-------- TRECHO SELECIONADO --------

NOVAS PERSPECTIVAS E VELHOS PARADIGMAS DA SEGURANÇA PÚBLICA BRASILEIRA

 

ALEX JORGE DAS NEVES,
Major da Polícia Militar de Goiás,
Mestre em Estudos Fronteiriços – UFMS.
É Diretor do IBSP no Estado de Goiás


 

Nos dias 19 de 20 de fevereiro de 2019, ocorreu nas instalações do Ministério da Justiça e Segurança Pública, em Brasília, uma reunião do Colégio Nacional dos Secretários de Segurança Pública (CONSESP), importante órgão colegiado que congrega todos os Secretários de Segurança Pública do Brasil. A reunião foi importante por ter sido a primeira oportunidade de discussões integradas entre o Ministério, a Secretaria Nacional de Segurança Pública (SENASP) e os secretários estaduais empossados recentemente.

Durante a reunião, foi apresentado pelo Secretário Nacional de Segurança Pública, General Guilherme Cals Theophilo Gaspar de Oliveira, diversos temas que podem representar as prioridades que estão sendo desenhadas no âmbito da Política Nacional de Segurança Pública e Sistema Único de Segurança Pública, ambas instituídas através da Lei nº 13.675/2018.

Inicialmente, foi dada ênfase às prioridades estratégicas e políticas já estabelecidas pelo Presidente da República Jair Bolsonaro e Ministro de Estado da Justiça e Segurança Sérgio Moro, que tratam da necessidade do enfrentamento sistêmico dos crimes violentos, corrupção e ao crime organizado. Na sequência, o Secretário Nacional demonstrou algumas políticas já em andamento no Ministério e que precisam ser reforçadas e aprimoradas, a exemplo da necessidade de melhorar e otimizar a integração e articulação das instituições de segurança pública, conforme previsto na lei 13.675/2018, que estabeleceu o Sistema Único de Segurança Pública no país; a valorização dos profissionais de segurança pública; o Sistema Nacional de Informações de Segurança Pública (SINESP); a Rede Integrada de Bancos de Perfis Genéticos (RIBPG); modelo de regulamento nacional de segurança contra incêndio e emergência, conforme Lei nº 13.425/2017; proposta de enfrentamento a criminalidade violenta; aperfeiçoamento dos mecanismos de governança e gestão nas instituições e criação de prêmios nacionais de reconhecimento de boas práticas em segurança pública.

--------

--- EXERCÍCIO ESCRITO 1 ---
Com base no texto sobre a reunião do CONSESP, responda:
(a) Em que local ocorreu a reunião?
(b) Por meio de qual lei foram instituídos a Política Nacional de Segurança Pública e o Sistema Único de Segurança Pública?
(c) A que lei se vincula o modelo de regulamento nacional de segurança contra incêndio e emergência?
--- EXERCÍCIO ESCRITO 2 ---
Reproduza o trecho do texto sobre a reunião do CONSESP que vai de "É Diretor do" até "Lei nº 13.675/2018.".
O material que vem em seguida é independente do texto sobre a reunião do CONSESP.

-------- SEÇÃO DE DADOS --------

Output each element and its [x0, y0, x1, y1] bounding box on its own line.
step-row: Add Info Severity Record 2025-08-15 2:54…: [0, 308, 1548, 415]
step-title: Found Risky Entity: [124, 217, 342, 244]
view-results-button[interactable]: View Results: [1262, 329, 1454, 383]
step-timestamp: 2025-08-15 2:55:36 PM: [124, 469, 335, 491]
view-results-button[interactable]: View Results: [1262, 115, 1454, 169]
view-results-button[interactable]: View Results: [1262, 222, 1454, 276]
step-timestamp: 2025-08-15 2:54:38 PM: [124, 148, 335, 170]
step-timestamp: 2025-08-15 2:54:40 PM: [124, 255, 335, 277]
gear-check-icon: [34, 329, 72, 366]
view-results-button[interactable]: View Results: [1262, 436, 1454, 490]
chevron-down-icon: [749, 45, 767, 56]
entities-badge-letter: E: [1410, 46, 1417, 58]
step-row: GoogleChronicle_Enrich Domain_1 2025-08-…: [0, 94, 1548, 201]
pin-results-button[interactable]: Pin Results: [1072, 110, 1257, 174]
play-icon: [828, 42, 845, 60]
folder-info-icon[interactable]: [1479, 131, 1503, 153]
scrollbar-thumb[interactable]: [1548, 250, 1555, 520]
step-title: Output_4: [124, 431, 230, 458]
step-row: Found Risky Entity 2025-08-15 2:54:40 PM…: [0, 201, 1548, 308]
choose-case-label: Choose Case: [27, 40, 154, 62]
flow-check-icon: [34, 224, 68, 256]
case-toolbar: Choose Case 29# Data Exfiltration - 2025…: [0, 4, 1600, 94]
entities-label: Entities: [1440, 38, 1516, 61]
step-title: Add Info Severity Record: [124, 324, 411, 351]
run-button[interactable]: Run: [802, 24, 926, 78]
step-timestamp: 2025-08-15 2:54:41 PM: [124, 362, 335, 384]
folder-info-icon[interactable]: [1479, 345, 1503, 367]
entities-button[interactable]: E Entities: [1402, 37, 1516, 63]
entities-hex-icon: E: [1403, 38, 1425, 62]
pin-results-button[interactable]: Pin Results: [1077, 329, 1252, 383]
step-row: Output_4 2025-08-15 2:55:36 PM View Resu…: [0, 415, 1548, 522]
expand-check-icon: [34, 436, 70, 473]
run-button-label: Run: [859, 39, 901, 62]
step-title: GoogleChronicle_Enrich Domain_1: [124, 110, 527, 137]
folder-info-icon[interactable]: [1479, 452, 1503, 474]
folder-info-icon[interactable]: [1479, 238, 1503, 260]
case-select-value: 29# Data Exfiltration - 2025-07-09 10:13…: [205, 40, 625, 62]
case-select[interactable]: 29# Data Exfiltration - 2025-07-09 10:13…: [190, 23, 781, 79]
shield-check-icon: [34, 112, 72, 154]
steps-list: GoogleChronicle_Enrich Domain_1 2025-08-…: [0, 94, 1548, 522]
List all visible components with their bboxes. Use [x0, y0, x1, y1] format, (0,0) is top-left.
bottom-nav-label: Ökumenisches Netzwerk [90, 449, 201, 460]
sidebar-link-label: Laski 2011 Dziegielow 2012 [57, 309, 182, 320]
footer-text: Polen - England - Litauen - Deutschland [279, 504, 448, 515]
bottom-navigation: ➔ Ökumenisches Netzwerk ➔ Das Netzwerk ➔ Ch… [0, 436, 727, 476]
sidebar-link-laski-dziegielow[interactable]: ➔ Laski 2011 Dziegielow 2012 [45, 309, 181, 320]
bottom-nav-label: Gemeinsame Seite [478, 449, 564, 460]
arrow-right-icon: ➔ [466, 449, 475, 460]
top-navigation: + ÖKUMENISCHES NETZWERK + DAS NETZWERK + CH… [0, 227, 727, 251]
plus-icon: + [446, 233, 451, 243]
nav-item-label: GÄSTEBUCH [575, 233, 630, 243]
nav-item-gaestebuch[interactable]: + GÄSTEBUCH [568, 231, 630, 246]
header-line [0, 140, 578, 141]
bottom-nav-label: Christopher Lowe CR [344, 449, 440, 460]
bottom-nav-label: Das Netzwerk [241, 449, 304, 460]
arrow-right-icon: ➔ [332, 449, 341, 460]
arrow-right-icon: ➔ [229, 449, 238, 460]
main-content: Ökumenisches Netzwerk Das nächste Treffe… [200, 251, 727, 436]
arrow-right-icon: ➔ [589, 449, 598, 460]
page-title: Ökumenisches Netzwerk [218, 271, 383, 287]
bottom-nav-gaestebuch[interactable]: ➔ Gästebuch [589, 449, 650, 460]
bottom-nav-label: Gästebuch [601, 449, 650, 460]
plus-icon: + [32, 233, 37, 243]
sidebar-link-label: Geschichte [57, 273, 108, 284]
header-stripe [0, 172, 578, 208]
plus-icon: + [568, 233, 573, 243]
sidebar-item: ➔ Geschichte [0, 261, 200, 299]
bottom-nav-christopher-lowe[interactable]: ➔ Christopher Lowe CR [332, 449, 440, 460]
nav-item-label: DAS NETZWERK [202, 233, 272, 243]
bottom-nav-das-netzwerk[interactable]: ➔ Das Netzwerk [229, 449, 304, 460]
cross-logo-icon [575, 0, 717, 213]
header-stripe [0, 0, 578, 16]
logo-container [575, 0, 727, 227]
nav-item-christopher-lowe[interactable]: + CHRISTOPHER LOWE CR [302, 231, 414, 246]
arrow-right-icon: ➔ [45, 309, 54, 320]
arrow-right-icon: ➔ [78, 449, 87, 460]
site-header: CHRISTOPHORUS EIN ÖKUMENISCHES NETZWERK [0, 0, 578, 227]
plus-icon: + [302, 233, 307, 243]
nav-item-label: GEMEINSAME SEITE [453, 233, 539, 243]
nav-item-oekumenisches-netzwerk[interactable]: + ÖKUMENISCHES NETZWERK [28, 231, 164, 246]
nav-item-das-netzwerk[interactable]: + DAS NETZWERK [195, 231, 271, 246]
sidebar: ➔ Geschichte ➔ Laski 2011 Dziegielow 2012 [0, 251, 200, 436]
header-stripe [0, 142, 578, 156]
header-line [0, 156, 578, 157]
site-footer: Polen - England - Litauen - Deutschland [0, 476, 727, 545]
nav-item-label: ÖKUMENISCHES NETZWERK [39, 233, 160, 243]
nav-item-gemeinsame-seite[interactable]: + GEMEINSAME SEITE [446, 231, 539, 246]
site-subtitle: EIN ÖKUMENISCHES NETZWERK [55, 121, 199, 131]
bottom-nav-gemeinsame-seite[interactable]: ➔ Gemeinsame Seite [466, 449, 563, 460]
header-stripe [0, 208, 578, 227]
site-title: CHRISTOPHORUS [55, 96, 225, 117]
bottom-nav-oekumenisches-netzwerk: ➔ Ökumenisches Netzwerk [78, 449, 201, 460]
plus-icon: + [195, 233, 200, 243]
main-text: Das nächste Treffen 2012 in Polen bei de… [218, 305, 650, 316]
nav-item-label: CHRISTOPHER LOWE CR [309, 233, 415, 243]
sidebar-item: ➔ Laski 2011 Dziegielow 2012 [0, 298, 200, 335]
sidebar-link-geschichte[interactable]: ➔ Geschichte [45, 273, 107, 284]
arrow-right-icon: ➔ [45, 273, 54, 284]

--------

--- RESPOSTA COMPLETA 1 ---
(a) Nas instalações do Ministério da Justiça e Segurança Pública, em Brasília.
(b) Pela Lei nº 13.675/2018.
(c) À Lei nº 13.425/2017.

--- RESPOSTA COMPLETA 2 ---
É Diretor do IBSP no Estado de Goiás


 

Nos dias 19 de 20 de fevereiro de 2019, ocorreu nas instalações do Ministério da Justiça e Segurança Pública, em Brasília, uma reunião do Colégio Nacional dos Secretários de Segurança Pública (CONSESP), importante órgão colegiado que congrega todos os Secretários de Segurança Pública do Brasil. A reunião foi importante por ter sido a primeira oportunidade de discussões integradas entre o Ministério, a Secretaria Nacional de Segurança Pública (SENASP) e os secretários estaduais empossados recentemente.

Durante a reunião, foi apresentado pelo Secretário Nacional de Segurança Pública, General Guilherme Cals Theophilo Gaspar de Oliveira, diversos temas que podem representar as prioridades que estão sendo desenhadas no âmbito da Política Nacional de Segurança Pública e Sistema Único de Segurança Pública, ambas instituídas através da Lei nº 13.675/2018.